** Begin GIVEN DATA **

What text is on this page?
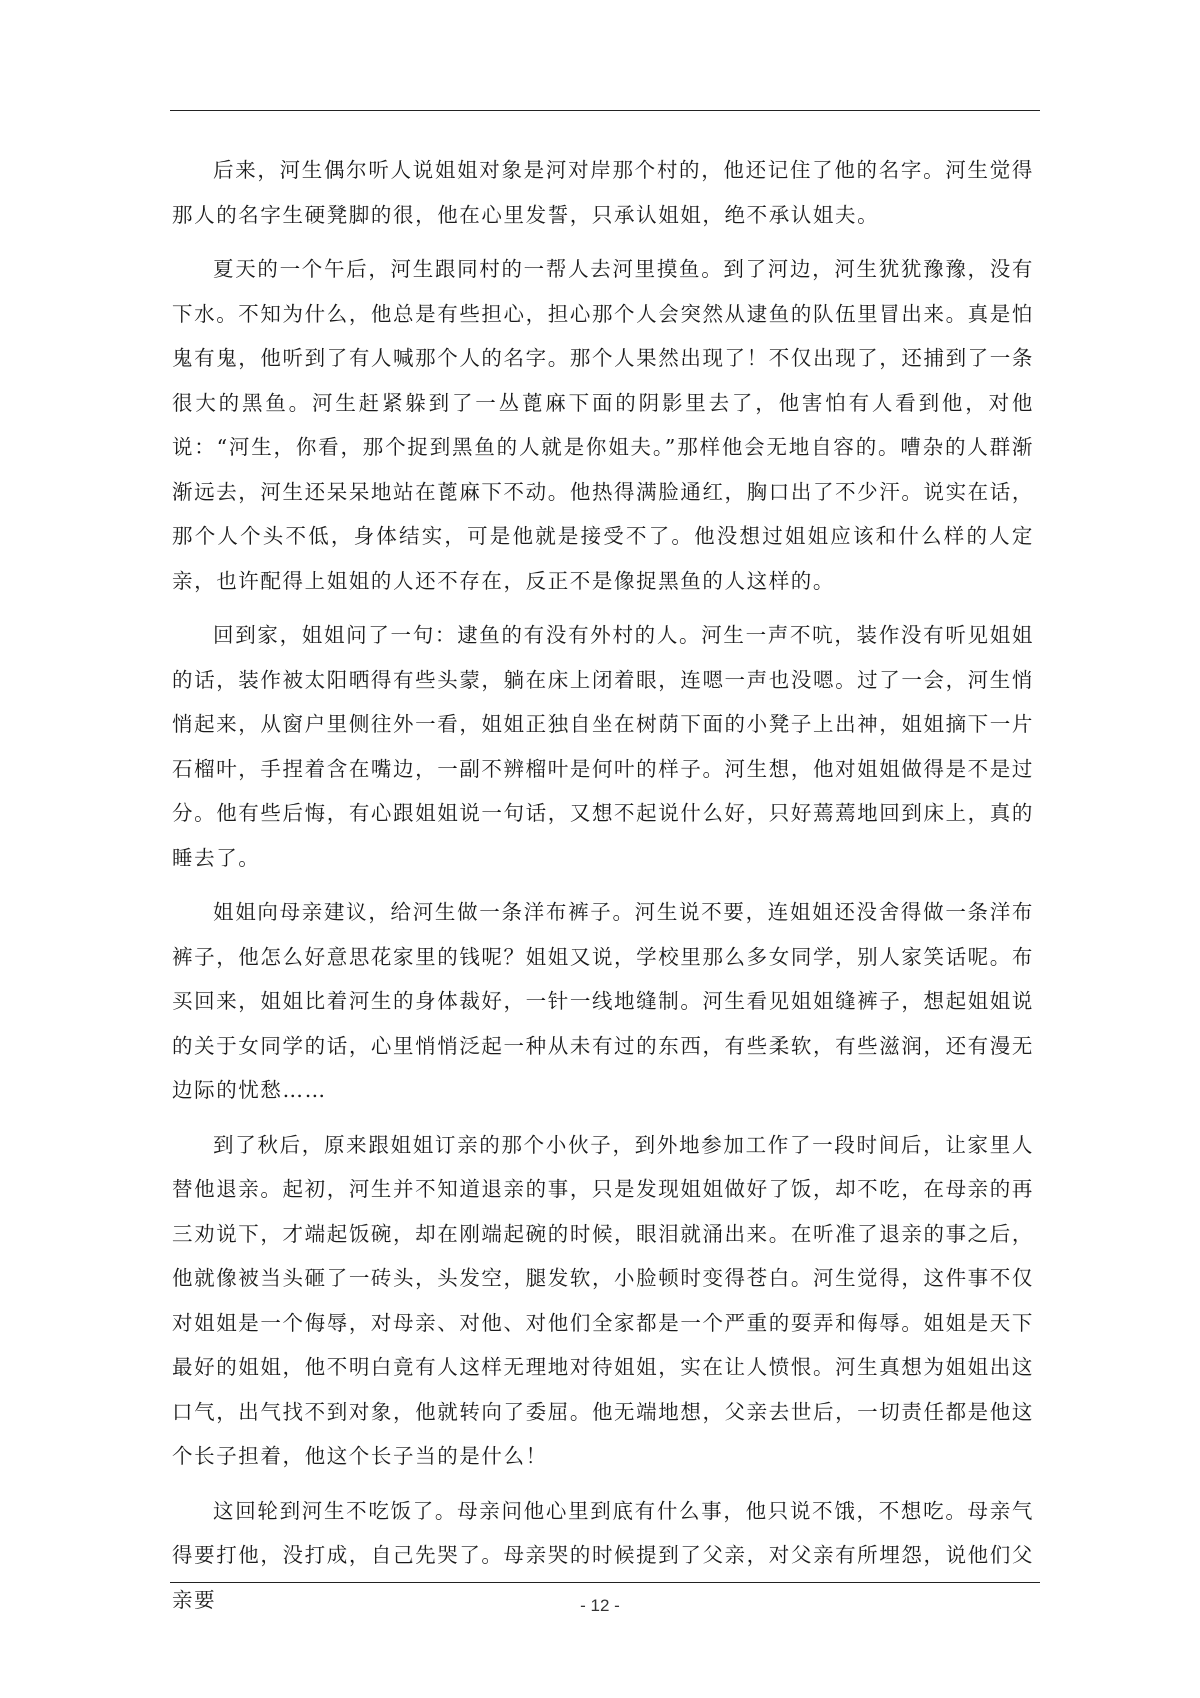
后来，河生偶尔听人说姐姐对象是河对岸那个村的，他还记住了他的名字。河生觉得那人的名字生硬凳脚的很，他在心里发誓，只承认姐姐，绝不承认姐夫。

夏天的一个午后，河生跟同村的一帮人去河里摸鱼。到了河边，河生犹犹豫豫，没有下水。不知为什么，他总是有些担心，担心那个人会突然从逮鱼的队伍里冒出来。真是怕鬼有鬼，他听到了有人喊那个人的名字。那个人果然出现了！不仅出现了，还捕到了一条很大的黑鱼。河生赶紧躲到了一丛蓖麻下面的阴影里去了，他害怕有人看到他，对他说：“河生，你看，那个捉到黑鱼的人就是你姐夫。”那样他会无地自容的。嘈杂的人群渐渐远去，河生还呆呆地站在蓖麻下不动。他热得满脸通红，胸口出了不少汗。说实在话，那个人个头不低，身体结实，可是他就是接受不了。他没想过姐姐应该和什么样的人定亲，也许配得上姐姐的人还不存在，反正不是像捉黑鱼的人这样的。

回到家，姐姐问了一句：逮鱼的有没有外村的人。河生一声不吭，装作没有听见姐姐的话，装作被太阳晒得有些头蒙，躺在床上闭着眼，连嗯一声也没嗯。过了一会，河生悄悄起来，从窗户里侧往外一看，姐姐正独自坐在树荫下面的小凳子上出神，姐姐摘下一片石榴叶，手捏着含在嘴边，一副不辨榴叶是何叶的样子。河生想，他对姐姐做得是不是过分。他有些后悔，有心跟姐姐说一句话，又想不起说什么好，只好蔫蔫地回到床上，真的睡去了。

姐姐向母亲建议，给河生做一条洋布裤子。河生说不要，连姐姐还没舍得做一条洋布裤子，他怎么好意思花家里的钱呢？姐姐又说，学校里那么多女同学，别人家笑话呢。布买回来，姐姐比着河生的身体裁好，一针一线地缝制。河生看见姐姐缝裤子，想起姐姐说的关于女同学的话，心里悄悄泛起一种从未有过的东西，有些柔软，有些滋润，还有漫无边际的忧愁……

到了秋后，原来跟姐姐订亲的那个小伙子，到外地参加工作了一段时间后，让家里人替他退亲。起初，河生并不知道退亲的事，只是发现姐姐做好了饭，却不吃，在母亲的再三劝说下，才端起饭碗，却在刚端起碗的时候，眼泪就涌出来。在听准了退亲的事之后，他就像被当头砸了一砖头，头发空，腿发软，小脸顿时变得苍白。河生觉得，这件事不仅对姐姐是一个侮辱，对母亲、对他、对他们全家都是一个严重的耍弄和侮辱。姐姐是天下最好的姐姐，他不明白竟有人这样无理地对待姐姐，实在让人愤恨。河生真想为姐姐出这口气，出气找不到对象，他就转向了委屈。他无端地想，父亲去世后，一切责任都是他这个长子担着，他这个长子当的是什么！

这回轮到河生不吃饭了。母亲问他心里到底有什么事，他只说不饿，不想吃。母亲气得要打他，没打成，自己先哭了。母亲哭的时候提到了父亲，对父亲有所埋怨，说他们父亲要	- 12 -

** End GIVEN DATA **

Your task is an exact transcription of all the data, minus the pictures.

What text is on this page?
后来，河生偶尔听人说姐姐对象是河对岸那个村的，他还记住了他的名字。河生觉得那人的名字生硬凳脚的很，他在心里发誓，只承认姐姐，绝不承认姐夫。

夏天的一个午后，河生跟同村的一帮人去河里摸鱼。到了河边，河生犹犹豫豫，没有下水。不知为什么，他总是有些担心，担心那个人会突然从逮鱼的队伍里冒出来。真是怕鬼有鬼，他听到了有人喊那个人的名字。那个人果然出现了！不仅出现了，还捕到了一条很大的黑鱼。河生赶紧躲到了一丛蓖麻下面的阴影里去了，他害怕有人看到他，对他说：“河生，你看，那个捉到黑鱼的人就是你姐夫。”那样他会无地自容的。嘈杂的人群渐渐远去，河生还呆呆地站在蓖麻下不动。他热得满脸通红，胸口出了不少汗。说实在话，那个人个头不低，身体结实，可是他就是接受不了。他没想过姐姐应该和什么样的人定亲，也许配得上姐姐的人还不存在，反正不是像捉黑鱼的人这样的。

回到家，姐姐问了一句：逮鱼的有没有外村的人。河生一声不吭，装作没有听见姐姐的话，装作被太阳晒得有些头蒙，躺在床上闭着眼，连嗯一声也没嗯。过了一会，河生悄悄起来，从窗户里侧往外一看，姐姐正独自坐在树荫下面的小凳子上出神，姐姐摘下一片石榴叶，手捏着含在嘴边，一副不辨榴叶是何叶的样子。河生想，他对姐姐做得是不是过分。他有些后悔，有心跟姐姐说一句话，又想不起说什么好，只好蔫蔫地回到床上，真的睡去了。

姐姐向母亲建议，给河生做一条洋布裤子。河生说不要，连姐姐还没舍得做一条洋布裤子，他怎么好意思花家里的钱呢？姐姐又说，学校里那么多女同学，别人家笑话呢。布买回来，姐姐比着河生的身体裁好，一针一线地缝制。河生看见姐姐缝裤子，想起姐姐说的关于女同学的话，心里悄悄泛起一种从未有过的东西，有些柔软，有些滋润，还有漫无边际的忧愁……

到了秋后，原来跟姐姐订亲的那个小伙子，到外地参加工作了一段时间后，让家里人替他退亲。起初，河生并不知道退亲的事，只是发现姐姐做好了饭，却不吃，在母亲的再三劝说下，才端起饭碗，却在刚端起碗的时候，眼泪就涌出来。在听准了退亲的事之后，他就像被当头砸了一砖头，头发空，腿发软，小脸顿时变得苍白。河生觉得，这件事不仅对姐姐是一个侮辱，对母亲、对他、对他们全家都是一个严重的耍弄和侮辱。姐姐是天下最好的姐姐，他不明白竟有人这样无理地对待姐姐，实在让人愤恨。河生真想为姐姐出这口气，出气找不到对象，他就转向了委屈。他无端地想，父亲去世后，一切责任都是他这个长子担着，他这个长子当的是什么！

这回轮到河生不吃饭了。母亲问他心里到底有什么事，他只说不饿，不想吃。母亲气得要打他，没打成，自己先哭了。母亲哭的时候提到了父亲，对父亲有所埋怨，说他们父亲要	- 12 -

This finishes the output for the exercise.